* GIVEN EXERCISE
The records below need retyping in full; give them again exactly.

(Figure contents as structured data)
begin

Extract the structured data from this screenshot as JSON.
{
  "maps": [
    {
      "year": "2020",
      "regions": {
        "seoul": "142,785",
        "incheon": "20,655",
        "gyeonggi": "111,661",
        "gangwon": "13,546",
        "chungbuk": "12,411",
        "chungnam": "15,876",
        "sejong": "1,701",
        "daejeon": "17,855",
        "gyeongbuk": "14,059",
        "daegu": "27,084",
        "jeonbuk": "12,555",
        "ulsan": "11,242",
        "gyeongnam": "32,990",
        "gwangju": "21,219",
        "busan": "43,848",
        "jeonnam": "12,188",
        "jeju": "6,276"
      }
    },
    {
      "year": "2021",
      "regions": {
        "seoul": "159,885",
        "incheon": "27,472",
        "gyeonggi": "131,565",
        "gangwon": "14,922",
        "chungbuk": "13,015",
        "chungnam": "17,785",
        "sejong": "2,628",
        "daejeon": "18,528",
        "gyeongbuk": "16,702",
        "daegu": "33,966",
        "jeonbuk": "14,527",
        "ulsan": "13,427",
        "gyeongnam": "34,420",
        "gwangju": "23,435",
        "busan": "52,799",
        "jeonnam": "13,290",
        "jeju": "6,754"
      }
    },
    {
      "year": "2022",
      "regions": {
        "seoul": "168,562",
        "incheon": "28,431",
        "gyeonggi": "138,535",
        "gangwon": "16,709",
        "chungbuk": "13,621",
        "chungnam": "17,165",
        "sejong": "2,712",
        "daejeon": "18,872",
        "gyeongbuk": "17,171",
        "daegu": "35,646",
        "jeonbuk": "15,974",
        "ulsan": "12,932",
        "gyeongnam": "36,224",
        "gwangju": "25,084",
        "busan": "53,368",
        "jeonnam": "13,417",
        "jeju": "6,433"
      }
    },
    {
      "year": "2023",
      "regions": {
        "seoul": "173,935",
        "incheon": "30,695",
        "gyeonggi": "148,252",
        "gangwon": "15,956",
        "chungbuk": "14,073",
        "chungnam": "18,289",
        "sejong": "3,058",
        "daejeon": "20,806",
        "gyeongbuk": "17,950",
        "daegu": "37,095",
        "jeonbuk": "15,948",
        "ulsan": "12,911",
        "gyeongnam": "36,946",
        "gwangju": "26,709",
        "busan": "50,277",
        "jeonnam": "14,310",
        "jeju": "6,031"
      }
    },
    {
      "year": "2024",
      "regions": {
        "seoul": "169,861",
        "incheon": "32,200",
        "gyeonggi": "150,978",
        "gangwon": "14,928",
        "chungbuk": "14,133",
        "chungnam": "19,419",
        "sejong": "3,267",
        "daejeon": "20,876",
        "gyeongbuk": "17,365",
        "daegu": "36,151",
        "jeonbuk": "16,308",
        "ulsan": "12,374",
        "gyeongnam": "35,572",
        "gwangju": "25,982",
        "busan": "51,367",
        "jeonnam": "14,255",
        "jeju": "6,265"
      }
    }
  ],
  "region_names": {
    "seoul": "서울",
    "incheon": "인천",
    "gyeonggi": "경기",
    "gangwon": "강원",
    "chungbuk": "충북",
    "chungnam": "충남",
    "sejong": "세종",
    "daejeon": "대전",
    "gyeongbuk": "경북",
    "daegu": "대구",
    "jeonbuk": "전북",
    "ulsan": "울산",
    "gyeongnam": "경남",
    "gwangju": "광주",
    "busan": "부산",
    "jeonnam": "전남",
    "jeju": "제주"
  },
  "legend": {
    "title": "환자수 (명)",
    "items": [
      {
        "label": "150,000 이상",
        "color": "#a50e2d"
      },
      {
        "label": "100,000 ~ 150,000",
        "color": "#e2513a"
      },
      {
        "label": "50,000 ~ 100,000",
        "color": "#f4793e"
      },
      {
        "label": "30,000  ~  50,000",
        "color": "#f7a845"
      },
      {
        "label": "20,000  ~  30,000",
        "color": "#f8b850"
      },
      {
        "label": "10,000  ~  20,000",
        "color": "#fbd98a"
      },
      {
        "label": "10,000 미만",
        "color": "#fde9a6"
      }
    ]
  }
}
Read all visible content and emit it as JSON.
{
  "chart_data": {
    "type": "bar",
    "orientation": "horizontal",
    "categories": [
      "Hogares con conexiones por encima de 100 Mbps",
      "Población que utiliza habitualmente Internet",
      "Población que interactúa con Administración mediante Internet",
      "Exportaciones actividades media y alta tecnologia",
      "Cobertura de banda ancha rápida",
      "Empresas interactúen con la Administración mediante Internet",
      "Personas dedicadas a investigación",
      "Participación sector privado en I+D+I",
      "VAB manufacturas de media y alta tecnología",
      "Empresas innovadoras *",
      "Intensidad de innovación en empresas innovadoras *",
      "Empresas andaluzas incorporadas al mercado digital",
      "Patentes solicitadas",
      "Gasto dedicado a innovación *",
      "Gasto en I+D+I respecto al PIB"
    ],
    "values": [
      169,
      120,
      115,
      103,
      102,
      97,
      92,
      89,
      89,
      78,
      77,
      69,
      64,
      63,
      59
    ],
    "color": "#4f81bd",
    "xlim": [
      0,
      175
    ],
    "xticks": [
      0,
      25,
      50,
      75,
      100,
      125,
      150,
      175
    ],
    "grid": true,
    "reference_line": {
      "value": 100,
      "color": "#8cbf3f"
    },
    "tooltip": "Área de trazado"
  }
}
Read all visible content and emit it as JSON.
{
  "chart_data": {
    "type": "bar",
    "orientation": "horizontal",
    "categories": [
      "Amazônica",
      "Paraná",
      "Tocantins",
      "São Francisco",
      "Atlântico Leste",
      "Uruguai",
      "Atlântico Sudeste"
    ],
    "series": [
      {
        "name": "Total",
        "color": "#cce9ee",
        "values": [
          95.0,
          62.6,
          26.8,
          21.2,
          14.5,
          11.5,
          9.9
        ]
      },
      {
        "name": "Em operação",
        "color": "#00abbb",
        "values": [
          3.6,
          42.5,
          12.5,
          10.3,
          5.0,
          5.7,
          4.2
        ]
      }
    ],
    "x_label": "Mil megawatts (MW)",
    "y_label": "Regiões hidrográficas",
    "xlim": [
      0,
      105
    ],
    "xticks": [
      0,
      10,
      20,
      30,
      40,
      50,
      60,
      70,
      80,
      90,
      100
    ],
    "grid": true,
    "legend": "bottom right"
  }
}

end

* TASK OUTPUT
Extract the structured data from this screenshot as JSON.
{
  "maps": [
    {
      "year": "2020",
      "regions": {
        "seoul": "142,785",
        "incheon": "20,655",
        "gyeonggi": "111,661",
        "gangwon": "13,546",
        "chungbuk": "12,411",
        "chungnam": "15,876",
        "sejong": "1,701",
        "daejeon": "17,855",
        "gyeongbuk": "14,059",
        "daegu": "27,084",
        "jeonbuk": "12,555",
        "ulsan": "11,242",
        "gyeongnam": "32,990",
        "gwangju": "21,219",
        "busan": "43,848",
        "jeonnam": "12,188",
        "jeju": "6,276"
      }
    },
    {
      "year": "2021",
      "regions": {
        "seoul": "159,885",
        "incheon": "27,472",
        "gyeonggi": "131,565",
        "gangwon": "14,922",
        "chungbuk": "13,015",
        "chungnam": "17,785",
        "sejong": "2,628",
        "daejeon": "18,528",
        "gyeongbuk": "16,702",
        "daegu": "33,966",
        "jeonbuk": "14,527",
        "ulsan": "13,427",
        "gyeongnam": "34,420",
        "gwangju": "23,435",
        "busan": "52,799",
        "jeonnam": "13,290",
        "jeju": "6,754"
      }
    },
    {
      "year": "2022",
      "regions": {
        "seoul": "168,562",
        "incheon": "28,431",
        "gyeonggi": "138,535",
        "gangwon": "16,709",
        "chungbuk": "13,621",
        "chungnam": "17,165",
        "sejong": "2,712",
        "daejeon": "18,872",
        "gyeongbuk": "17,171",
        "daegu": "35,646",
        "jeonbuk": "15,974",
        "ulsan": "12,932",
        "gyeongnam": "36,224",
        "gwangju": "25,084",
        "busan": "53,368",
        "jeonnam": "13,417",
        "jeju": "6,433"
      }
    },
    {
      "year": "2023",
      "regions": {
        "seoul": "173,935",
        "incheon": "30,695",
        "gyeonggi": "148,252",
        "gangwon": "15,956",
        "chungbuk": "14,073",
        "chungnam": "18,289",
        "sejong": "3,058",
        "daejeon": "20,806",
        "gyeongbuk": "17,950",
        "daegu": "37,095",
        "jeonbuk": "15,948",
        "ulsan": "12,911",
        "gyeongnam": "36,946",
        "gwangju": "26,709",
        "busan": "50,277",
        "jeonnam": "14,310",
        "jeju": "6,031"
      }
    },
    {
      "year": "2024",
      "regions": {
        "seoul": "169,861",
        "incheon": "32,200",
        "gyeonggi": "150,978",
        "gangwon": "14,928",
        "chungbuk": "14,133",
        "chungnam": "19,419",
        "sejong": "3,267",
        "daejeon": "20,876",
        "gyeongbuk": "17,365",
        "daegu": "36,151",
        "jeonbuk": "16,308",
        "ulsan": "12,374",
        "gyeongnam": "35,572",
        "gwangju": "25,982",
        "busan": "51,367",
        "jeonnam": "14,255",
        "jeju": "6,265"
      }
    }
  ],
  "region_names": {
    "seoul": "서울",
    "incheon": "인천",
    "gyeonggi": "경기",
    "gangwon": "강원",
    "chungbuk": "충북",
    "chungnam": "충남",
    "sejong": "세종",
    "daejeon": "대전",
    "gyeongbuk": "경북",
    "daegu": "대구",
    "jeonbuk": "전북",
    "ulsan": "울산",
    "gyeongnam": "경남",
    "gwangju": "광주",
    "busan": "부산",
    "jeonnam": "전남",
    "jeju": "제주"
  },
  "legend": {
    "title": "환자수 (명)",
    "items": [
      {
        "label": "150,000 이상",
        "color": "#a50e2d"
      },
      {
        "label": "100,000 ~ 150,000",
        "color": "#e2513a"
      },
      {
        "label": "50,000 ~ 100,000",
        "color": "#f4793e"
      },
      {
        "label": "30,000  ~  50,000",
        "color": "#f7a845"
      },
      {
        "label": "20,000  ~  30,000",
        "color": "#f8b850"
      },
      {
        "label": "10,000  ~  20,000",
        "color": "#fbd98a"
      },
      {
        "label": "10,000 미만",
        "color": "#fde9a6"
      }
    ]
  }
}
Read all visible content and emit it as JSON.
{
  "chart_data": {
    "type": "bar",
    "orientation": "horizontal",
    "categories": [
      "Hogares con conexiones por encima de 100 Mbps",
      "Población que utiliza habitualmente Internet",
      "Población que interactúa con Administración mediante Internet",
      "Exportaciones actividades media y alta tecnologia",
      "Cobertura de banda ancha rápida",
      "Empresas interactúen con la Administración mediante Internet",
      "Personas dedicadas a investigación",
      "Participación sector privado en I+D+I",
      "VAB manufacturas de media y alta tecnología",
      "Empresas innovadoras *",
      "Intensidad de innovación en empresas innovadoras *",
      "Empresas andaluzas incorporadas al mercado digital",
      "Patentes solicitadas",
      "Gasto dedicado a innovación *",
      "Gasto en I+D+I respecto al PIB"
    ],
    "values": [
      169,
      120,
      115,
      103,
      102,
      97,
      92,
      89,
      89,
      78,
      77,
      69,
      64,
      63,
      59
    ],
    "color": "#4f81bd",
    "xlim": [
      0,
      175
    ],
    "xticks": [
      0,
      25,
      50,
      75,
      100,
      125,
      150,
      175
    ],
    "grid": true,
    "reference_line": {
      "value": 100,
      "color": "#8cbf3f"
    },
    "tooltip": "Área de trazado"
  }
}
Read all visible content and emit it as JSON.
{
  "chart_data": {
    "type": "bar",
    "orientation": "horizontal",
    "categories": [
      "Amazônica",
      "Paraná",
      "Tocantins",
      "São Francisco",
      "Atlântico Leste",
      "Uruguai",
      "Atlântico Sudeste"
    ],
    "series": [
      {
        "name": "Total",
        "color": "#cce9ee",
        "values": [
          95.0,
          62.6,
          26.8,
          21.2,
          14.5,
          11.5,
          9.9
        ]
      },
      {
        "name": "Em operação",
        "color": "#00abbb",
        "values": [
          3.6,
          42.5,
          12.5,
          10.3,
          5.0,
          5.7,
          4.2
        ]
      }
    ],
    "x_label": "Mil megawatts (MW)",
    "y_label": "Regiões hidrográficas",
    "xlim": [
      0,
      105
    ],
    "xticks": [
      0,
      10,
      20,
      30,
      40,
      50,
      60,
      70,
      80,
      90,
      100
    ],
    "grid": true,
    "legend": "bottom right"
  }
}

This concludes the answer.